--- Begin Data for processing ---
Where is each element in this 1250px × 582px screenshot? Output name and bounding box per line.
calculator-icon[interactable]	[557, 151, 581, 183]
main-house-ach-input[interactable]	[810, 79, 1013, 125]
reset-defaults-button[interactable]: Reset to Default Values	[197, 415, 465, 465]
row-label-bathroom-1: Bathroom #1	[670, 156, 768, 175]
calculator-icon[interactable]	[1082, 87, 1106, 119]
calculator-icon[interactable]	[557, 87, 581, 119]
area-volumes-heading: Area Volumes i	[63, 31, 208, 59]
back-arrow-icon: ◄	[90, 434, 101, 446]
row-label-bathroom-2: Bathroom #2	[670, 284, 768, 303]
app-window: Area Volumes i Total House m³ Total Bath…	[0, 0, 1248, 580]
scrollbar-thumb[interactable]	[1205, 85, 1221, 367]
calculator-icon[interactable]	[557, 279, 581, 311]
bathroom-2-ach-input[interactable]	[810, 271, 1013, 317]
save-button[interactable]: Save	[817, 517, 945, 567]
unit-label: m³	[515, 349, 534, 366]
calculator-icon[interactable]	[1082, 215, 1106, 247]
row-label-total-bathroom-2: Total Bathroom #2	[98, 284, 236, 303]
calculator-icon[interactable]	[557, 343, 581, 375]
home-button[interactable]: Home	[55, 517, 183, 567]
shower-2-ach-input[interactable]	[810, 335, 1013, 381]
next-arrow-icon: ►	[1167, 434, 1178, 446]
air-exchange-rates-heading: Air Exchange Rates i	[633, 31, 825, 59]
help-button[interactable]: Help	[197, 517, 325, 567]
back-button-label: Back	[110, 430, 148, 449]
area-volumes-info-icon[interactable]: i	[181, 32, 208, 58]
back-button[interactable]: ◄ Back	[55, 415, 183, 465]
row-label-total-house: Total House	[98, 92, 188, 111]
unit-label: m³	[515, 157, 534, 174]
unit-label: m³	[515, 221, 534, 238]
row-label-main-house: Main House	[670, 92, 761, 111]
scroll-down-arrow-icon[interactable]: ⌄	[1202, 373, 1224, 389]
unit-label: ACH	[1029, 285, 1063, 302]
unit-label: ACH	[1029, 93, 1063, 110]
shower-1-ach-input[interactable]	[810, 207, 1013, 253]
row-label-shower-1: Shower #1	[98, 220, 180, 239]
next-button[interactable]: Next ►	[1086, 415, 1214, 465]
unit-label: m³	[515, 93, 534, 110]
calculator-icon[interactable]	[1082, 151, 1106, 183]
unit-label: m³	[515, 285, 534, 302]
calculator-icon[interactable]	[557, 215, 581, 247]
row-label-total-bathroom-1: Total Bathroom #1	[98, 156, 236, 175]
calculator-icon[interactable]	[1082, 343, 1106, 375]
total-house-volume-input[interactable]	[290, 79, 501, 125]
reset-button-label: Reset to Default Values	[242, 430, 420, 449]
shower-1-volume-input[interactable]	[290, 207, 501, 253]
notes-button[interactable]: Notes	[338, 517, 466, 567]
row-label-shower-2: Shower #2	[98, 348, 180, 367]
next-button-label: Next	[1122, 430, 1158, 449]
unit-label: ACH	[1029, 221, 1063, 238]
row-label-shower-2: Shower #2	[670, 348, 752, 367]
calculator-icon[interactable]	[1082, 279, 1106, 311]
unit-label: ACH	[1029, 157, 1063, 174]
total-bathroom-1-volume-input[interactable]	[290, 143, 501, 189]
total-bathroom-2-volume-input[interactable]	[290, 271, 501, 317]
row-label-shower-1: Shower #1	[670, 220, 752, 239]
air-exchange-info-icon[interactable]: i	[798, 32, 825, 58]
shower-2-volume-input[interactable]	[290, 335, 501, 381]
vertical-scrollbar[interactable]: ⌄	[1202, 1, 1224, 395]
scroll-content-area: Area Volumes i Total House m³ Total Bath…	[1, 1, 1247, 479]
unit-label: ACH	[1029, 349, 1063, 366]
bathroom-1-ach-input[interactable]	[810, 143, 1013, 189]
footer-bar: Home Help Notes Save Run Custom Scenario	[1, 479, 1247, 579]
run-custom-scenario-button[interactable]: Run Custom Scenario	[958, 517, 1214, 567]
--- End Data for processing ---
== Task prompt ==
Quote every one of the items above verbatim, one per line.

== Answer to this exercise ==
Where is each element in this 1250px × 582px screenshot? Output name and bounding box per line.
calculator-icon[interactable]	[557, 151, 581, 183]
main-house-ach-input[interactable]	[810, 79, 1013, 125]
reset-defaults-button[interactable]: Reset to Default Values	[197, 415, 465, 465]
row-label-bathroom-1: Bathroom #1	[670, 156, 768, 175]
calculator-icon[interactable]	[1082, 87, 1106, 119]
calculator-icon[interactable]	[557, 87, 581, 119]
area-volumes-heading: Area Volumes i	[63, 31, 208, 59]
back-arrow-icon: ◄	[90, 434, 101, 446]
row-label-bathroom-2: Bathroom #2	[670, 284, 768, 303]
app-window: Area Volumes i Total House m³ Total Bath…	[0, 0, 1248, 580]
scrollbar-thumb[interactable]	[1205, 85, 1221, 367]
calculator-icon[interactable]	[557, 279, 581, 311]
bathroom-2-ach-input[interactable]	[810, 271, 1013, 317]
save-button[interactable]: Save	[817, 517, 945, 567]
unit-label: m³	[515, 349, 534, 366]
calculator-icon[interactable]	[1082, 215, 1106, 247]
row-label-total-bathroom-2: Total Bathroom #2	[98, 284, 236, 303]
calculator-icon[interactable]	[557, 343, 581, 375]
home-button[interactable]: Home	[55, 517, 183, 567]
shower-2-ach-input[interactable]	[810, 335, 1013, 381]
next-arrow-icon: ►	[1167, 434, 1178, 446]
air-exchange-rates-heading: Air Exchange Rates i	[633, 31, 825, 59]
help-button[interactable]: Help	[197, 517, 325, 567]
back-button-label: Back	[110, 430, 148, 449]
area-volumes-info-icon[interactable]: i	[181, 32, 208, 58]
back-button[interactable]: ◄ Back	[55, 415, 183, 465]
row-label-total-house: Total House	[98, 92, 188, 111]
unit-label: m³	[515, 157, 534, 174]
unit-label: m³	[515, 221, 534, 238]
row-label-main-house: Main House	[670, 92, 761, 111]
scroll-down-arrow-icon[interactable]: ⌄	[1202, 373, 1224, 389]
unit-label: ACH	[1029, 285, 1063, 302]
unit-label: ACH	[1029, 93, 1063, 110]
shower-1-ach-input[interactable]	[810, 207, 1013, 253]
row-label-shower-1: Shower #1	[98, 220, 180, 239]
next-button[interactable]: Next ►	[1086, 415, 1214, 465]
unit-label: m³	[515, 93, 534, 110]
calculator-icon[interactable]	[1082, 151, 1106, 183]
unit-label: m³	[515, 285, 534, 302]
calculator-icon[interactable]	[557, 215, 581, 247]
row-label-total-bathroom-1: Total Bathroom #1	[98, 156, 236, 175]
calculator-icon[interactable]	[1082, 343, 1106, 375]
total-house-volume-input[interactable]	[290, 79, 501, 125]
reset-button-label: Reset to Default Values	[242, 430, 420, 449]
shower-1-volume-input[interactable]	[290, 207, 501, 253]
notes-button[interactable]: Notes	[338, 517, 466, 567]
row-label-shower-2: Shower #2	[98, 348, 180, 367]
next-button-label: Next	[1122, 430, 1158, 449]
unit-label: ACH	[1029, 221, 1063, 238]
row-label-shower-2: Shower #2	[670, 348, 752, 367]
calculator-icon[interactable]	[1082, 279, 1106, 311]
unit-label: ACH	[1029, 157, 1063, 174]
total-bathroom-1-volume-input[interactable]	[290, 143, 501, 189]
total-bathroom-2-volume-input[interactable]	[290, 271, 501, 317]
row-label-shower-1: Shower #1	[670, 220, 752, 239]
air-exchange-info-icon[interactable]: i	[798, 32, 825, 58]
shower-2-volume-input[interactable]	[290, 335, 501, 381]
vertical-scrollbar[interactable]: ⌄	[1202, 1, 1224, 395]
scroll-content-area: Area Volumes i Total House m³ Total Bath…	[1, 1, 1247, 479]
unit-label: ACH	[1029, 349, 1063, 366]
bathroom-1-ach-input[interactable]	[810, 143, 1013, 189]
footer-bar: Home Help Notes Save Run Custom Scenario	[1, 479, 1247, 579]
run-custom-scenario-button[interactable]: Run Custom Scenario	[958, 517, 1214, 567]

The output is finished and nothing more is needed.